**TO BE DONE**: Select all lines with the string "friendly" in them, and copy those lines.

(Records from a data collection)
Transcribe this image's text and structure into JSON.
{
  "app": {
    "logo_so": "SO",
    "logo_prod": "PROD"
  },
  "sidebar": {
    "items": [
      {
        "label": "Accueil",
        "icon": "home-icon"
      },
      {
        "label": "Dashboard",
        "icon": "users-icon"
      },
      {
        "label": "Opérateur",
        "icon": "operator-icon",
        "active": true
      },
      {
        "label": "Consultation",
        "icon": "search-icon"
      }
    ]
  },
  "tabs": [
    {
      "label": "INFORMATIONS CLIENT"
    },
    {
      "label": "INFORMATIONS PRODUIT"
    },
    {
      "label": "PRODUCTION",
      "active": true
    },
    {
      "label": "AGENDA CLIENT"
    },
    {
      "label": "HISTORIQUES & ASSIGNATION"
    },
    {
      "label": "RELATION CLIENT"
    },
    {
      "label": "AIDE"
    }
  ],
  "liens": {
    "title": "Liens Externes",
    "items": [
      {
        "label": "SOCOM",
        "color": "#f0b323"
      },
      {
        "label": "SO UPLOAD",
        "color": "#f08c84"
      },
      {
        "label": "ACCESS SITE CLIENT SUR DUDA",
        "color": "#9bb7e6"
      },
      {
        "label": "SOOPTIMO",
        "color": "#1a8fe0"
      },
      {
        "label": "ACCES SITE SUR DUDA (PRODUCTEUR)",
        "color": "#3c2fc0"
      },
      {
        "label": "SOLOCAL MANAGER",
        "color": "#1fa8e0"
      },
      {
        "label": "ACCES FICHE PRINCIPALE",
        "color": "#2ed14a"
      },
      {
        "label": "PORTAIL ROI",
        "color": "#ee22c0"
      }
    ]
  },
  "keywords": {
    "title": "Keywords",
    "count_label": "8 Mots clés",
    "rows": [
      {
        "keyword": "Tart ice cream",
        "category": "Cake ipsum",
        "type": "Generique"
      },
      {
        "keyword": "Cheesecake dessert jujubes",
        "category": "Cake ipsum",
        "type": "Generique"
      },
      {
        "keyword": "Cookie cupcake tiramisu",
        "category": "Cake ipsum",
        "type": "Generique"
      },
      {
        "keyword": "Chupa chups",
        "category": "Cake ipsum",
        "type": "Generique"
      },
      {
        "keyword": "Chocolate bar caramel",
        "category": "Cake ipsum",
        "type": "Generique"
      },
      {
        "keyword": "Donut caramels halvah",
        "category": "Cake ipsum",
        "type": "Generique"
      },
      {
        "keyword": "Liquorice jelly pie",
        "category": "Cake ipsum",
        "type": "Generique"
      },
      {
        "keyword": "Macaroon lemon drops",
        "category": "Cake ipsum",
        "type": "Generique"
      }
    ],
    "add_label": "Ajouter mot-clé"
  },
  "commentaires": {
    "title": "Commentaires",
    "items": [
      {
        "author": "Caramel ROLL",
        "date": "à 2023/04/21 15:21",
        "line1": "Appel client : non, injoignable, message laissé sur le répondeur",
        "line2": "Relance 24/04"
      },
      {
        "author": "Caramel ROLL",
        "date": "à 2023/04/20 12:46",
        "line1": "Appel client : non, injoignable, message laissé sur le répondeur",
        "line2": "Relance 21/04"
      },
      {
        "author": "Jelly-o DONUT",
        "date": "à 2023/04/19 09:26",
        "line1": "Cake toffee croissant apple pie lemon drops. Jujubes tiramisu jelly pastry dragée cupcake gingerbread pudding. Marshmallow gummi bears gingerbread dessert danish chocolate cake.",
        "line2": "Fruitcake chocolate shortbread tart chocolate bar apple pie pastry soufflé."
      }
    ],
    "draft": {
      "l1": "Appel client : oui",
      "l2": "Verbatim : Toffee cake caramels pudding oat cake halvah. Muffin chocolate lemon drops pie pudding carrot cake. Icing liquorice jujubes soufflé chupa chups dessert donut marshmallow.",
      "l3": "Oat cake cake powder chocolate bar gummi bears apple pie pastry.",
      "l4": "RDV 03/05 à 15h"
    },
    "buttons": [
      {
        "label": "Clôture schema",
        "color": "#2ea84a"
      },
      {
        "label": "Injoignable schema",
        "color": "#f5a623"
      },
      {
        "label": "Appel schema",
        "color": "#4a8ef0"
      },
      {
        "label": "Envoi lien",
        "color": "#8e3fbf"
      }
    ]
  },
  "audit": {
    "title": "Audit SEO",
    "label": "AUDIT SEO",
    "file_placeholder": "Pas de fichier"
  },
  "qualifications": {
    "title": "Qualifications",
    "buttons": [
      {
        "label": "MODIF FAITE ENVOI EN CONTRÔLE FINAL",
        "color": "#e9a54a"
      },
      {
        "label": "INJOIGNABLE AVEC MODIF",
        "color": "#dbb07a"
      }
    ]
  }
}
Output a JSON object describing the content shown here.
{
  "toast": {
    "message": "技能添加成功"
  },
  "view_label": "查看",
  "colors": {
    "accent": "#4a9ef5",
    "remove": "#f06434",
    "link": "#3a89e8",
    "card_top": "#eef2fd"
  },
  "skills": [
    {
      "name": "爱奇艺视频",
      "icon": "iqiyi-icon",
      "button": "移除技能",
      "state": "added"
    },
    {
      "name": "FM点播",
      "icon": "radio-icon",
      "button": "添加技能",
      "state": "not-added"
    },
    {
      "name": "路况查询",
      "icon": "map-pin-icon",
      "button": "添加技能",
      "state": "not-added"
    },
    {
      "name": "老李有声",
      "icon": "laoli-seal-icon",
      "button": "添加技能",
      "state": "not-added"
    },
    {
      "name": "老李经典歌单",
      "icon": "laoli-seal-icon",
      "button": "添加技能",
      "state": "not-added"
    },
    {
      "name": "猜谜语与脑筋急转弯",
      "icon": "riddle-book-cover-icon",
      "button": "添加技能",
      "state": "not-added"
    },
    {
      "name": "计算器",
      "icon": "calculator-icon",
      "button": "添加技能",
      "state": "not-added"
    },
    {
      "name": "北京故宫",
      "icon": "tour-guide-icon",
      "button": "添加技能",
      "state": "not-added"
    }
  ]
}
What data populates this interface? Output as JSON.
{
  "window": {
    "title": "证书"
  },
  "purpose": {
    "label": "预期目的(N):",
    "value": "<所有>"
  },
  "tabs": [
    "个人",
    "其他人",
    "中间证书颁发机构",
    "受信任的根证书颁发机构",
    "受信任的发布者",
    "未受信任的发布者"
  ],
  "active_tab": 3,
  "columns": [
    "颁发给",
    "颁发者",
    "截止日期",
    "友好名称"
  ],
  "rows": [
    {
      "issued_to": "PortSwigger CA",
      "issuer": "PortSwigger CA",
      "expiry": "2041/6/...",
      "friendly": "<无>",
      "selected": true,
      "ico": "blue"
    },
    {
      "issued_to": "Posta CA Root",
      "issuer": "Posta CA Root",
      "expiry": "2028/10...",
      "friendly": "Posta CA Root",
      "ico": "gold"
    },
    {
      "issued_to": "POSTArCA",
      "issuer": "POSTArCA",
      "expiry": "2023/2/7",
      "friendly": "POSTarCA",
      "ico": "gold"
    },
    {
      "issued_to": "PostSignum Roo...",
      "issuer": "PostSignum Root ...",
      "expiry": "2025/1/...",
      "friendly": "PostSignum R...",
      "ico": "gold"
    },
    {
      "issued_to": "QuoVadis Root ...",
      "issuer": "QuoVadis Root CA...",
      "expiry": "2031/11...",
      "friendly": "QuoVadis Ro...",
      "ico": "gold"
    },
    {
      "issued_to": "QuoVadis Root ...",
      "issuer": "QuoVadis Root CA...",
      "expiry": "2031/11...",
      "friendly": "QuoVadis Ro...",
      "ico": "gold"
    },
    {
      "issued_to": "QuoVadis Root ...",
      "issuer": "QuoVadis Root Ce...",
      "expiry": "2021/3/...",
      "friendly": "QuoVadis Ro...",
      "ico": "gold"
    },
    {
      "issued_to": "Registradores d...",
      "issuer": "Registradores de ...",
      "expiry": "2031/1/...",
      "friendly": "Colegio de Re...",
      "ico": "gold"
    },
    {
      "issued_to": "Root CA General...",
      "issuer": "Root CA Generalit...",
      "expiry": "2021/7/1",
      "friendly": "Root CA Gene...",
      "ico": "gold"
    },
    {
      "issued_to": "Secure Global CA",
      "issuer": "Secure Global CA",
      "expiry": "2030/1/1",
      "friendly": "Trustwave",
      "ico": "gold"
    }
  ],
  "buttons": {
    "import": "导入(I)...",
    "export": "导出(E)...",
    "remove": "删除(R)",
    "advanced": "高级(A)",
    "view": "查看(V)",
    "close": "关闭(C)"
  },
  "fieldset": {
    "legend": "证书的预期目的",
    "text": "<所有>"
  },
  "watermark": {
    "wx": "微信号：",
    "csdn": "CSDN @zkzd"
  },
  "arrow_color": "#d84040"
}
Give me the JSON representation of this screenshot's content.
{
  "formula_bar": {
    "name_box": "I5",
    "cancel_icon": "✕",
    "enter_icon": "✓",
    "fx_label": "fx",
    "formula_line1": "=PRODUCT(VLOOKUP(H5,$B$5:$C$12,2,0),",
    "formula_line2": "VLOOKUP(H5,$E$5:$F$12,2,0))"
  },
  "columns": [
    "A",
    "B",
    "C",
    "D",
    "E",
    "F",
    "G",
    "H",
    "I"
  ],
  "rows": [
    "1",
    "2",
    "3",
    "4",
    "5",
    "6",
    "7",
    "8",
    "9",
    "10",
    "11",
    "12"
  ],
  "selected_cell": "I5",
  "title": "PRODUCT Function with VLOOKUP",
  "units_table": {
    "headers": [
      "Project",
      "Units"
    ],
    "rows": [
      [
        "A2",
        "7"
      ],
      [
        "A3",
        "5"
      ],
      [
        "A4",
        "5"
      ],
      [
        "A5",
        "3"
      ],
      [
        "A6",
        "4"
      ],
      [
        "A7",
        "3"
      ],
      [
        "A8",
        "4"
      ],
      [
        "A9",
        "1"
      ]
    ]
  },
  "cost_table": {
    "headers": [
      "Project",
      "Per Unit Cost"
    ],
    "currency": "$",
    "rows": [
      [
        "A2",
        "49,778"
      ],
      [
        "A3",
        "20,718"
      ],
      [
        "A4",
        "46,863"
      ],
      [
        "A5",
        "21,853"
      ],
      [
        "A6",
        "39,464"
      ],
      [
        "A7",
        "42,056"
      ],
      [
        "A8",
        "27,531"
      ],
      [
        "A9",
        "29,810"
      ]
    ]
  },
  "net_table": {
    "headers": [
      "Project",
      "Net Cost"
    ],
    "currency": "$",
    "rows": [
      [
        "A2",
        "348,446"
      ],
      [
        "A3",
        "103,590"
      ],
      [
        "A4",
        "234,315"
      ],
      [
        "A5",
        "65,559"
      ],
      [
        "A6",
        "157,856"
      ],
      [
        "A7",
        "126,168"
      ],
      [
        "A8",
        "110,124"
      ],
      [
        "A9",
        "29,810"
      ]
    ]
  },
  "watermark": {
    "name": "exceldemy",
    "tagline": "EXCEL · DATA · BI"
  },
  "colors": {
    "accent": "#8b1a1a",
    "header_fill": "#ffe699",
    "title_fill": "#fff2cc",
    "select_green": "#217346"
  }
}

**ANSWER TO THIS PROBLEM**:
      "friendly": "<无>",
      "friendly": "Posta CA Root",
      "friendly": "POSTarCA",
      "friendly": "PostSignum R...",
      "friendly": "QuoVadis Ro...",
      "friendly": "QuoVadis Ro...",
      "friendly": "QuoVadis Ro...",
      "friendly": "Colegio de Re...",
      "friendly": "Root CA Gene...",
      "friendly": "Trustwave",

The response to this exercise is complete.